*Short exercise*:
Print the listing as it stands, omitting all images.

* * *

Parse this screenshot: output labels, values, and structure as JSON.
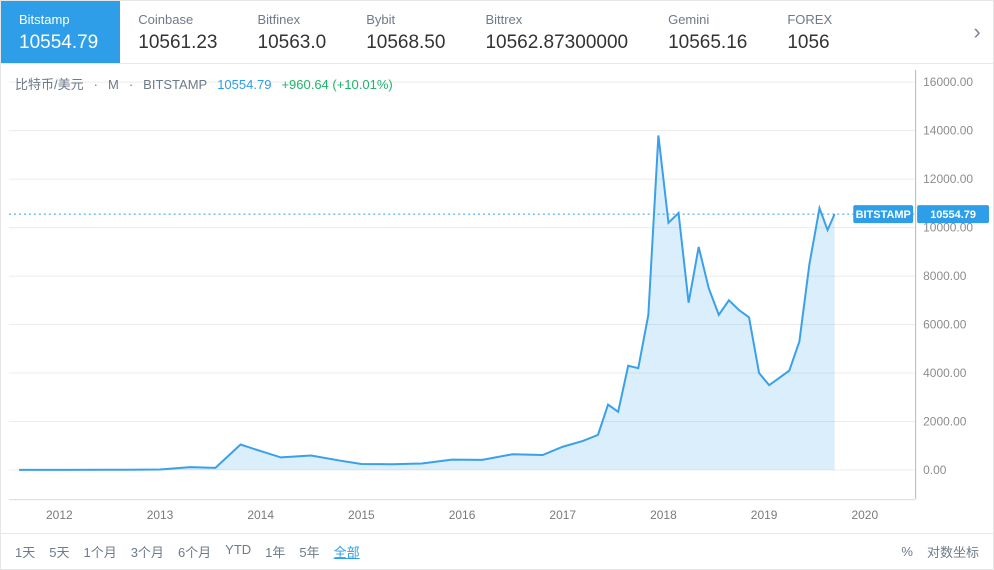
{
  "tabs": {
    "items": [
      {
        "name": "Bitstamp",
        "value": "10554.79",
        "active": true
      },
      {
        "name": "Coinbase",
        "value": "10561.23",
        "active": false
      },
      {
        "name": "Bitfinex",
        "value": "10563.0",
        "active": false
      },
      {
        "name": "Bybit",
        "value": "10568.50",
        "active": false
      },
      {
        "name": "Bittrex",
        "value": "10562.87300000",
        "active": false
      },
      {
        "name": "Gemini",
        "value": "10565.16",
        "active": false
      },
      {
        "name": "FOREX",
        "value": "1056",
        "active": false,
        "cut": true
      }
    ],
    "next_glyph": "›"
  },
  "legend": {
    "pair": "比特币/美元",
    "interval": "M",
    "source": "BITSTAMP",
    "price": "10554.79",
    "change": "+960.64 (+10.01%)"
  },
  "chart": {
    "type": "area",
    "line_color": "#3aa0ea",
    "area_color": "#3aa0ea",
    "background": "#ffffff",
    "grid_color": "#ececec",
    "axis_color": "#b8b8b8",
    "ref_line_color": "#2e9ee8",
    "xlim": [
      2011.5,
      2020.5
    ],
    "ylim": [
      -1200,
      16500
    ],
    "yticks": [
      0,
      2000,
      4000,
      6000,
      8000,
      10000,
      12000,
      14000,
      16000
    ],
    "ytick_labels": [
      "0.00",
      "2000.00",
      "4000.00",
      "6000.00",
      "8000.00",
      "10000.00",
      "12000.00",
      "14000.00",
      "16000.00"
    ],
    "xticks": [
      2012,
      2013,
      2014,
      2015,
      2016,
      2017,
      2018,
      2019,
      2020
    ],
    "xtick_labels": [
      "2012",
      "2013",
      "2014",
      "2015",
      "2016",
      "2017",
      "2018",
      "2019",
      "2020"
    ],
    "reference_y": 10554.79,
    "price_tag": {
      "source": "BITSTAMP",
      "value": "10554.79",
      "bg": "#2e9ee8"
    },
    "series": [
      {
        "x": 2011.6,
        "y": 5
      },
      {
        "x": 2012.0,
        "y": 6
      },
      {
        "x": 2012.5,
        "y": 10
      },
      {
        "x": 2013.0,
        "y": 20
      },
      {
        "x": 2013.3,
        "y": 120
      },
      {
        "x": 2013.55,
        "y": 90
      },
      {
        "x": 2013.8,
        "y": 1050
      },
      {
        "x": 2014.0,
        "y": 780
      },
      {
        "x": 2014.2,
        "y": 520
      },
      {
        "x": 2014.5,
        "y": 600
      },
      {
        "x": 2014.8,
        "y": 380
      },
      {
        "x": 2015.0,
        "y": 250
      },
      {
        "x": 2015.3,
        "y": 240
      },
      {
        "x": 2015.6,
        "y": 270
      },
      {
        "x": 2015.9,
        "y": 430
      },
      {
        "x": 2016.2,
        "y": 420
      },
      {
        "x": 2016.5,
        "y": 650
      },
      {
        "x": 2016.8,
        "y": 620
      },
      {
        "x": 2017.0,
        "y": 960
      },
      {
        "x": 2017.2,
        "y": 1200
      },
      {
        "x": 2017.35,
        "y": 1450
      },
      {
        "x": 2017.45,
        "y": 2700
      },
      {
        "x": 2017.55,
        "y": 2400
      },
      {
        "x": 2017.65,
        "y": 4300
      },
      {
        "x": 2017.75,
        "y": 4200
      },
      {
        "x": 2017.85,
        "y": 6400
      },
      {
        "x": 2017.95,
        "y": 13800
      },
      {
        "x": 2018.05,
        "y": 10200
      },
      {
        "x": 2018.15,
        "y": 10600
      },
      {
        "x": 2018.25,
        "y": 6900
      },
      {
        "x": 2018.35,
        "y": 9200
      },
      {
        "x": 2018.45,
        "y": 7500
      },
      {
        "x": 2018.55,
        "y": 6400
      },
      {
        "x": 2018.65,
        "y": 7000
      },
      {
        "x": 2018.75,
        "y": 6600
      },
      {
        "x": 2018.85,
        "y": 6300
      },
      {
        "x": 2018.95,
        "y": 4000
      },
      {
        "x": 2019.05,
        "y": 3500
      },
      {
        "x": 2019.15,
        "y": 3800
      },
      {
        "x": 2019.25,
        "y": 4100
      },
      {
        "x": 2019.35,
        "y": 5300
      },
      {
        "x": 2019.45,
        "y": 8500
      },
      {
        "x": 2019.55,
        "y": 10800
      },
      {
        "x": 2019.63,
        "y": 9900
      },
      {
        "x": 2019.7,
        "y": 10554.79
      }
    ]
  },
  "toolbar": {
    "ranges": [
      {
        "label": "1天",
        "selected": false
      },
      {
        "label": "5天",
        "selected": false
      },
      {
        "label": "1个月",
        "selected": false
      },
      {
        "label": "3个月",
        "selected": false
      },
      {
        "label": "6个月",
        "selected": false
      },
      {
        "label": "YTD",
        "selected": false
      },
      {
        "label": "1年",
        "selected": false
      },
      {
        "label": "5年",
        "selected": false
      },
      {
        "label": "全部",
        "selected": true
      }
    ],
    "pct_glyph": "%",
    "log_label": "对数坐标"
  }
}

* * *

*Result of the task*:
Parse this screenshot: output labels, values, and structure as JSON.
{
  "tabs": {
    "items": [
      {
        "name": "Bitstamp",
        "value": "10554.79",
        "active": true
      },
      {
        "name": "Coinbase",
        "value": "10561.23",
        "active": false
      },
      {
        "name": "Bitfinex",
        "value": "10563.0",
        "active": false
      },
      {
        "name": "Bybit",
        "value": "10568.50",
        "active": false
      },
      {
        "name": "Bittrex",
        "value": "10562.87300000",
        "active": false
      },
      {
        "name": "Gemini",
        "value": "10565.16",
        "active": false
      },
      {
        "name": "FOREX",
        "value": "1056",
        "active": false,
        "cut": true
      }
    ],
    "next_glyph": "›"
  },
  "legend": {
    "pair": "比特币/美元",
    "interval": "M",
    "source": "BITSTAMP",
    "price": "10554.79",
    "change": "+960.64 (+10.01%)"
  },
  "chart": {
    "type": "area",
    "line_color": "#3aa0ea",
    "area_color": "#3aa0ea",
    "background": "#ffffff",
    "grid_color": "#ececec",
    "axis_color": "#b8b8b8",
    "ref_line_color": "#2e9ee8",
    "xlim": [
      2011.5,
      2020.5
    ],
    "ylim": [
      -1200,
      16500
    ],
    "yticks": [
      0,
      2000,
      4000,
      6000,
      8000,
      10000,
      12000,
      14000,
      16000
    ],
    "ytick_labels": [
      "0.00",
      "2000.00",
      "4000.00",
      "6000.00",
      "8000.00",
      "10000.00",
      "12000.00",
      "14000.00",
      "16000.00"
    ],
    "xticks": [
      2012,
      2013,
      2014,
      2015,
      2016,
      2017,
      2018,
      2019,
      2020
    ],
    "xtick_labels": [
      "2012",
      "2013",
      "2014",
      "2015",
      "2016",
      "2017",
      "2018",
      "2019",
      "2020"
    ],
    "reference_y": 10554.79,
    "price_tag": {
      "source": "BITSTAMP",
      "value": "10554.79",
      "bg": "#2e9ee8"
    },
    "series": [
      {
        "x": 2011.6,
        "y": 5
      },
      {
        "x": 2012.0,
        "y": 6
      },
      {
        "x": 2012.5,
        "y": 10
      },
      {
        "x": 2013.0,
        "y": 20
      },
      {
        "x": 2013.3,
        "y": 120
      },
      {
        "x": 2013.55,
        "y": 90
      },
      {
        "x": 2013.8,
        "y": 1050
      },
      {
        "x": 2014.0,
        "y": 780
      },
      {
        "x": 2014.2,
        "y": 520
      },
      {
        "x": 2014.5,
        "y": 600
      },
      {
        "x": 2014.8,
        "y": 380
      },
      {
        "x": 2015.0,
        "y": 250
      },
      {
        "x": 2015.3,
        "y": 240
      },
      {
        "x": 2015.6,
        "y": 270
      },
      {
        "x": 2015.9,
        "y": 430
      },
      {
        "x": 2016.2,
        "y": 420
      },
      {
        "x": 2016.5,
        "y": 650
      },
      {
        "x": 2016.8,
        "y": 620
      },
      {
        "x": 2017.0,
        "y": 960
      },
      {
        "x": 2017.2,
        "y": 1200
      },
      {
        "x": 2017.35,
        "y": 1450
      },
      {
        "x": 2017.45,
        "y": 2700
      },
      {
        "x": 2017.55,
        "y": 2400
      },
      {
        "x": 2017.65,
        "y": 4300
      },
      {
        "x": 2017.75,
        "y": 4200
      },
      {
        "x": 2017.85,
        "y": 6400
      },
      {
        "x": 2017.95,
        "y": 13800
      },
      {
        "x": 2018.05,
        "y": 10200
      },
      {
        "x": 2018.15,
        "y": 10600
      },
      {
        "x": 2018.25,
        "y": 6900
      },
      {
        "x": 2018.35,
        "y": 9200
      },
      {
        "x": 2018.45,
        "y": 7500
      },
      {
        "x": 2018.55,
        "y": 6400
      },
      {
        "x": 2018.65,
        "y": 7000
      },
      {
        "x": 2018.75,
        "y": 6600
      },
      {
        "x": 2018.85,
        "y": 6300
      },
      {
        "x": 2018.95,
        "y": 4000
      },
      {
        "x": 2019.05,
        "y": 3500
      },
      {
        "x": 2019.15,
        "y": 3800
      },
      {
        "x": 2019.25,
        "y": 4100
      },
      {
        "x": 2019.35,
        "y": 5300
      },
      {
        "x": 2019.45,
        "y": 8500
      },
      {
        "x": 2019.55,
        "y": 10800
      },
      {
        "x": 2019.63,
        "y": 9900
      },
      {
        "x": 2019.7,
        "y": 10554.79
      }
    ]
  },
  "toolbar": {
    "ranges": [
      {
        "label": "1天",
        "selected": false
      },
      {
        "label": "5天",
        "selected": false
      },
      {
        "label": "1个月",
        "selected": false
      },
      {
        "label": "3个月",
        "selected": false
      },
      {
        "label": "6个月",
        "selected": false
      },
      {
        "label": "YTD",
        "selected": false
      },
      {
        "label": "1年",
        "selected": false
      },
      {
        "label": "5年",
        "selected": false
      },
      {
        "label": "全部",
        "selected": true
      }
    ],
    "pct_glyph": "%",
    "log_label": "对数坐标"
  }
}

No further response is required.